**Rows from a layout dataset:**
START

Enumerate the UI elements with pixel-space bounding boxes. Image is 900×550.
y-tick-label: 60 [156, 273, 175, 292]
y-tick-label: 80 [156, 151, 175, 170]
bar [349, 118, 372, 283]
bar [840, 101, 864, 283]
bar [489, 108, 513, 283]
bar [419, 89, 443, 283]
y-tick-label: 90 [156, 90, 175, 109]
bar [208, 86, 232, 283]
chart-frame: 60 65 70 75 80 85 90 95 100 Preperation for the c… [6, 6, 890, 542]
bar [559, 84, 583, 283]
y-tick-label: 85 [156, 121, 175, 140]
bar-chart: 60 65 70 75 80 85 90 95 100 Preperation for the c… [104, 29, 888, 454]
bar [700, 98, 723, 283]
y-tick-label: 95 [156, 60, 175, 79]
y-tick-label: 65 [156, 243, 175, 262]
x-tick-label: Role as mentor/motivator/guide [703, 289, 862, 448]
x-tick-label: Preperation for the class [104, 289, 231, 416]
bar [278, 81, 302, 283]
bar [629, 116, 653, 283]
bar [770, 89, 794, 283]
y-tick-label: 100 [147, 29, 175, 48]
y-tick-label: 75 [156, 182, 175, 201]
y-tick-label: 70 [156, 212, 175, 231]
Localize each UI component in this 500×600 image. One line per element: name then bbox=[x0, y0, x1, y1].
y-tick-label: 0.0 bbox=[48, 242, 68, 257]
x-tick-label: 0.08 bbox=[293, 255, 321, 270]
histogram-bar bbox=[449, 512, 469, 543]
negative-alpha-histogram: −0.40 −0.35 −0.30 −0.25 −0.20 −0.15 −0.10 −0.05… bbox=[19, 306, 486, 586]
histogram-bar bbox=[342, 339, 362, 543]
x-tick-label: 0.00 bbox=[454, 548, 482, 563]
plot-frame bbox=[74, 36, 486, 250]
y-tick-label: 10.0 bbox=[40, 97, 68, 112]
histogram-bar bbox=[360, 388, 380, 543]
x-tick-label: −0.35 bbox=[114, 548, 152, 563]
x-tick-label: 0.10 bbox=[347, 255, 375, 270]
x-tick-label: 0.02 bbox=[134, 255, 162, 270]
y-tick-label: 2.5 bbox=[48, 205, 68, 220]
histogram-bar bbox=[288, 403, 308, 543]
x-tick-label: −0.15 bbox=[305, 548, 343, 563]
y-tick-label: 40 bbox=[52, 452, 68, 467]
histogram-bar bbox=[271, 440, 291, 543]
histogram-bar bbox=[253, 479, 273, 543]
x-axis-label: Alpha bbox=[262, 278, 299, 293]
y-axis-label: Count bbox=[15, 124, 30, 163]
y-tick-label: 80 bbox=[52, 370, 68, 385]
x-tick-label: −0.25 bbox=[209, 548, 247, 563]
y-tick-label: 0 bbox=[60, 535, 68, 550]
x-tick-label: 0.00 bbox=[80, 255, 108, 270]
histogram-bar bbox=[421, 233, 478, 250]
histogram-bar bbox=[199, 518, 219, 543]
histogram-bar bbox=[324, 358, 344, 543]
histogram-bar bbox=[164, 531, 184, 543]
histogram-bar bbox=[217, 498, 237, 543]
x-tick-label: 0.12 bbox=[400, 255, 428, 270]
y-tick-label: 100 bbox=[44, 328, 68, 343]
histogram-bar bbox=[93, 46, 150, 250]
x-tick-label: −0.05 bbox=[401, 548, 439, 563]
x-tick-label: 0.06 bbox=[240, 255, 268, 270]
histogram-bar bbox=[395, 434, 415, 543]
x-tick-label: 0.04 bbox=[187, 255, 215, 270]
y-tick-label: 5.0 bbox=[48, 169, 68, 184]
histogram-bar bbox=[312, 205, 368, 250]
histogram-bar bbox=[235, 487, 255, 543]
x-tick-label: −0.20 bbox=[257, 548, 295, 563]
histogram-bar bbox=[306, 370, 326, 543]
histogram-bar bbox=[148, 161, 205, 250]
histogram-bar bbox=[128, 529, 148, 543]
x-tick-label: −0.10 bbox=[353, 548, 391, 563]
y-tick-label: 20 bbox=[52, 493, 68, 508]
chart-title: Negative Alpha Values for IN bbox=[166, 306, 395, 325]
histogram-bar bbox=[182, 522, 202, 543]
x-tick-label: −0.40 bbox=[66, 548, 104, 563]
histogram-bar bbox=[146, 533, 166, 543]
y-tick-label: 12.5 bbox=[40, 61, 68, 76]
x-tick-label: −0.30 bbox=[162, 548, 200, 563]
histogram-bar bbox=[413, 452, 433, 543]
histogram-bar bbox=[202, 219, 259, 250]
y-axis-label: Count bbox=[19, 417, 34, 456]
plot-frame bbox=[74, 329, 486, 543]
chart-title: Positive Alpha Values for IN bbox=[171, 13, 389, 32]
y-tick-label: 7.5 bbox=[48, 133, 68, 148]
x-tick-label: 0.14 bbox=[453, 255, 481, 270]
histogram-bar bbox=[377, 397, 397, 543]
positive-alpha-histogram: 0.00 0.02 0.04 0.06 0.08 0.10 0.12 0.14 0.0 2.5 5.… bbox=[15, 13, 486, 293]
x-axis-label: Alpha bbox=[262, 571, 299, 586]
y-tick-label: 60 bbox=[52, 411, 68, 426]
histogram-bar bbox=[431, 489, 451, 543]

END

Which lines of the material contain the string "Count"? Gather each of them in full, matching case exactly.

**Response to this task:**
y-axis-label: Count bbox=[15, 124, 30, 163]
y-axis-label: Count bbox=[19, 417, 34, 456]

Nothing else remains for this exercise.